#### What the task asks
Each record needs to be echoed exactly; can you do that?

══════════

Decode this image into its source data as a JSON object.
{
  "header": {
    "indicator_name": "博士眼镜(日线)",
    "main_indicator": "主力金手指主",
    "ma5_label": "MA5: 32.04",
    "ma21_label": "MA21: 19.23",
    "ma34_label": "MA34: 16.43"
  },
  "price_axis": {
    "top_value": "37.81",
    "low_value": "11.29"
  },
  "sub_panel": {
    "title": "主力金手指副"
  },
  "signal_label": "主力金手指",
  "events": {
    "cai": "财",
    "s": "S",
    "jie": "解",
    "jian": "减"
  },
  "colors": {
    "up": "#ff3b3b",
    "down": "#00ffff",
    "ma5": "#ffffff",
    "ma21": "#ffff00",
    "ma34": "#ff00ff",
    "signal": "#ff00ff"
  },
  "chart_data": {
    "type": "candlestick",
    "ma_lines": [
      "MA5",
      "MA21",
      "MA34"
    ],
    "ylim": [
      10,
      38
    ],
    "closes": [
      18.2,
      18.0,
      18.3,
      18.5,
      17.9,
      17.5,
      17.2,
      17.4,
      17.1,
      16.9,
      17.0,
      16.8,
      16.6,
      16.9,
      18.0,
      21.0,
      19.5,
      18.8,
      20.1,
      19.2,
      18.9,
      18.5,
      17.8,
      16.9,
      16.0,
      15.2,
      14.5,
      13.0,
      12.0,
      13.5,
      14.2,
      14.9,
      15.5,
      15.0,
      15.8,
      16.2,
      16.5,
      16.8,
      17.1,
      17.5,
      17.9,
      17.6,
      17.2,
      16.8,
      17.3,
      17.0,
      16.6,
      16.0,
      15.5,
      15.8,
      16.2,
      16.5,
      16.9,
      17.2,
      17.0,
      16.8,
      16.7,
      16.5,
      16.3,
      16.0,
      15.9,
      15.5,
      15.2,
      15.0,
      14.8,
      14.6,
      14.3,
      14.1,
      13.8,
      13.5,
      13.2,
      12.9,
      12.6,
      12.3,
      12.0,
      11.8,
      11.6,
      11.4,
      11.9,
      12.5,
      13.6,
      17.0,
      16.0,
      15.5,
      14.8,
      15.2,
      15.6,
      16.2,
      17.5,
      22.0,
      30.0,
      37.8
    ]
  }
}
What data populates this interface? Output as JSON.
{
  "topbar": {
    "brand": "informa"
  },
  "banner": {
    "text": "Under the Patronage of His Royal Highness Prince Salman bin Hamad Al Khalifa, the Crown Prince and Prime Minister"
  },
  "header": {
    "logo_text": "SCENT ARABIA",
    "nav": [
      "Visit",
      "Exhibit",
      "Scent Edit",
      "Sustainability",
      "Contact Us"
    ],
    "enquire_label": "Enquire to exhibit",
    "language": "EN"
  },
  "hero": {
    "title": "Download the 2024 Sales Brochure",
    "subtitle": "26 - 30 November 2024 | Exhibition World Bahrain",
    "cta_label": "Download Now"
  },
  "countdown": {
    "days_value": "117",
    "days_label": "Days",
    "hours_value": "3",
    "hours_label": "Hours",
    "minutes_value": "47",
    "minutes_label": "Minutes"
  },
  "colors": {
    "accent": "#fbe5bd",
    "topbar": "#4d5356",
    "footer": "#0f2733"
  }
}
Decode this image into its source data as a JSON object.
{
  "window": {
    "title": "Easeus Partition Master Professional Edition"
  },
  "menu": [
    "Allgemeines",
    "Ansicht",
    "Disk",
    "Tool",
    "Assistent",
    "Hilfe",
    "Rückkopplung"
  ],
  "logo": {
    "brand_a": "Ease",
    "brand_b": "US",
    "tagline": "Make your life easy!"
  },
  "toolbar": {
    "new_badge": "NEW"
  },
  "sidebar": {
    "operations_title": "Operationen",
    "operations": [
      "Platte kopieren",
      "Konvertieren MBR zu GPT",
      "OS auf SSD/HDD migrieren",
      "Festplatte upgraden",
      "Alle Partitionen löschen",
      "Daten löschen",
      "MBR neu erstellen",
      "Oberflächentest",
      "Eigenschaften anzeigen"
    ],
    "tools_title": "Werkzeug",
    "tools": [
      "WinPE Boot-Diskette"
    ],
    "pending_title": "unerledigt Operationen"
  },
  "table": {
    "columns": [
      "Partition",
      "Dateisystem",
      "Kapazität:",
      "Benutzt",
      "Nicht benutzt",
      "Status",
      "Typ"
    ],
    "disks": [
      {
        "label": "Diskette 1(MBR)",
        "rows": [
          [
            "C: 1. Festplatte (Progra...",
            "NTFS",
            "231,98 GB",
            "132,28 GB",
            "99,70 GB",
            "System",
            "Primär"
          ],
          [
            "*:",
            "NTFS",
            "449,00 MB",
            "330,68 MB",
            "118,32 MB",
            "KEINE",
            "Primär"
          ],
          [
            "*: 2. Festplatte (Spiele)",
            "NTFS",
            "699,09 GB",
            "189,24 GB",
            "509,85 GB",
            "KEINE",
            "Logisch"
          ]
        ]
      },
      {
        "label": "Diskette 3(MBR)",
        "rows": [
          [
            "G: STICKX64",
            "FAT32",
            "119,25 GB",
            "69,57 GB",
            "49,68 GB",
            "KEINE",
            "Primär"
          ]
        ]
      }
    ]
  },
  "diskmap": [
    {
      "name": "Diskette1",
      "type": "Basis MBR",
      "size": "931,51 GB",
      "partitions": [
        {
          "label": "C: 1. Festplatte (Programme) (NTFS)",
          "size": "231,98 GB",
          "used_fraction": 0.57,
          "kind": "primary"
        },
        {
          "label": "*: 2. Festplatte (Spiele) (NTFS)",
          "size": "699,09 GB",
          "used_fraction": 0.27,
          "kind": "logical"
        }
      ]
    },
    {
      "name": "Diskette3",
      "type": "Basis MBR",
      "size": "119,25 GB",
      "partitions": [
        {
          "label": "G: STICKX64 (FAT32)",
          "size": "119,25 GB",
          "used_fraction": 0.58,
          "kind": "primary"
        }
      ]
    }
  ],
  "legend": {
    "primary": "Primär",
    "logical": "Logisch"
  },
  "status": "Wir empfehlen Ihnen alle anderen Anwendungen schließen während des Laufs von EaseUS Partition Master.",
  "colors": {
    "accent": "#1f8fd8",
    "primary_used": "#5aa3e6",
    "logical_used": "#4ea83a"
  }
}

══════════

#### Result
Decode this image into its source data as a JSON object.
{
  "header": {
    "indicator_name": "博士眼镜(日线)",
    "main_indicator": "主力金手指主",
    "ma5_label": "MA5: 32.04",
    "ma21_label": "MA21: 19.23",
    "ma34_label": "MA34: 16.43"
  },
  "price_axis": {
    "top_value": "37.81",
    "low_value": "11.29"
  },
  "sub_panel": {
    "title": "主力金手指副"
  },
  "signal_label": "主力金手指",
  "events": {
    "cai": "财",
    "s": "S",
    "jie": "解",
    "jian": "减"
  },
  "colors": {
    "up": "#ff3b3b",
    "down": "#00ffff",
    "ma5": "#ffffff",
    "ma21": "#ffff00",
    "ma34": "#ff00ff",
    "signal": "#ff00ff"
  },
  "chart_data": {
    "type": "candlestick",
    "ma_lines": [
      "MA5",
      "MA21",
      "MA34"
    ],
    "ylim": [
      10,
      38
    ],
    "closes": [
      18.2,
      18.0,
      18.3,
      18.5,
      17.9,
      17.5,
      17.2,
      17.4,
      17.1,
      16.9,
      17.0,
      16.8,
      16.6,
      16.9,
      18.0,
      21.0,
      19.5,
      18.8,
      20.1,
      19.2,
      18.9,
      18.5,
      17.8,
      16.9,
      16.0,
      15.2,
      14.5,
      13.0,
      12.0,
      13.5,
      14.2,
      14.9,
      15.5,
      15.0,
      15.8,
      16.2,
      16.5,
      16.8,
      17.1,
      17.5,
      17.9,
      17.6,
      17.2,
      16.8,
      17.3,
      17.0,
      16.6,
      16.0,
      15.5,
      15.8,
      16.2,
      16.5,
      16.9,
      17.2,
      17.0,
      16.8,
      16.7,
      16.5,
      16.3,
      16.0,
      15.9,
      15.5,
      15.2,
      15.0,
      14.8,
      14.6,
      14.3,
      14.1,
      13.8,
      13.5,
      13.2,
      12.9,
      12.6,
      12.3,
      12.0,
      11.8,
      11.6,
      11.4,
      11.9,
      12.5,
      13.6,
      17.0,
      16.0,
      15.5,
      14.8,
      15.2,
      15.6,
      16.2,
      17.5,
      22.0,
      30.0,
      37.8
    ]
  }
}
What data populates this interface? Output as JSON.
{
  "topbar": {
    "brand": "informa"
  },
  "banner": {
    "text": "Under the Patronage of His Royal Highness Prince Salman bin Hamad Al Khalifa, the Crown Prince and Prime Minister"
  },
  "header": {
    "logo_text": "SCENT ARABIA",
    "nav": [
      "Visit",
      "Exhibit",
      "Scent Edit",
      "Sustainability",
      "Contact Us"
    ],
    "enquire_label": "Enquire to exhibit",
    "language": "EN"
  },
  "hero": {
    "title": "Download the 2024 Sales Brochure",
    "subtitle": "26 - 30 November 2024 | Exhibition World Bahrain",
    "cta_label": "Download Now"
  },
  "countdown": {
    "days_value": "117",
    "days_label": "Days",
    "hours_value": "3",
    "hours_label": "Hours",
    "minutes_value": "47",
    "minutes_label": "Minutes"
  },
  "colors": {
    "accent": "#fbe5bd",
    "topbar": "#4d5356",
    "footer": "#0f2733"
  }
}
Decode this image into its source data as a JSON object.
{
  "window": {
    "title": "Easeus Partition Master Professional Edition"
  },
  "menu": [
    "Allgemeines",
    "Ansicht",
    "Disk",
    "Tool",
    "Assistent",
    "Hilfe",
    "Rückkopplung"
  ],
  "logo": {
    "brand_a": "Ease",
    "brand_b": "US",
    "tagline": "Make your life easy!"
  },
  "toolbar": {
    "new_badge": "NEW"
  },
  "sidebar": {
    "operations_title": "Operationen",
    "operations": [
      "Platte kopieren",
      "Konvertieren MBR zu GPT",
      "OS auf SSD/HDD migrieren",
      "Festplatte upgraden",
      "Alle Partitionen löschen",
      "Daten löschen",
      "MBR neu erstellen",
      "Oberflächentest",
      "Eigenschaften anzeigen"
    ],
    "tools_title": "Werkzeug",
    "tools": [
      "WinPE Boot-Diskette"
    ],
    "pending_title": "unerledigt Operationen"
  },
  "table": {
    "columns": [
      "Partition",
      "Dateisystem",
      "Kapazität:",
      "Benutzt",
      "Nicht benutzt",
      "Status",
      "Typ"
    ],
    "disks": [
      {
        "label": "Diskette 1(MBR)",
        "rows": [
          [
            "C: 1. Festplatte (Progra...",
            "NTFS",
            "231,98 GB",
            "132,28 GB",
            "99,70 GB",
            "System",
            "Primär"
          ],
          [
            "*:",
            "NTFS",
            "449,00 MB",
            "330,68 MB",
            "118,32 MB",
            "KEINE",
            "Primär"
          ],
          [
            "*: 2. Festplatte (Spiele)",
            "NTFS",
            "699,09 GB",
            "189,24 GB",
            "509,85 GB",
            "KEINE",
            "Logisch"
          ]
        ]
      },
      {
        "label": "Diskette 3(MBR)",
        "rows": [
          [
            "G: STICKX64",
            "FAT32",
            "119,25 GB",
            "69,57 GB",
            "49,68 GB",
            "KEINE",
            "Primär"
          ]
        ]
      }
    ]
  },
  "diskmap": [
    {
      "name": "Diskette1",
      "type": "Basis MBR",
      "size": "931,51 GB",
      "partitions": [
        {
          "label": "C: 1. Festplatte (Programme) (NTFS)",
          "size": "231,98 GB",
          "used_fraction": 0.57,
          "kind": "primary"
        },
        {
          "label": "*: 2. Festplatte (Spiele) (NTFS)",
          "size": "699,09 GB",
          "used_fraction": 0.27,
          "kind": "logical"
        }
      ]
    },
    {
      "name": "Diskette3",
      "type": "Basis MBR",
      "size": "119,25 GB",
      "partitions": [
        {
          "label": "G: STICKX64 (FAT32)",
          "size": "119,25 GB",
          "used_fraction": 0.58,
          "kind": "primary"
        }
      ]
    }
  ],
  "legend": {
    "primary": "Primär",
    "logical": "Logisch"
  },
  "status": "Wir empfehlen Ihnen alle anderen Anwendungen schließen während des Laufs von EaseUS Partition Master.",
  "colors": {
    "accent": "#1f8fd8",
    "primary_used": "#5aa3e6",
    "logical_used": "#4ea83a"
  }
}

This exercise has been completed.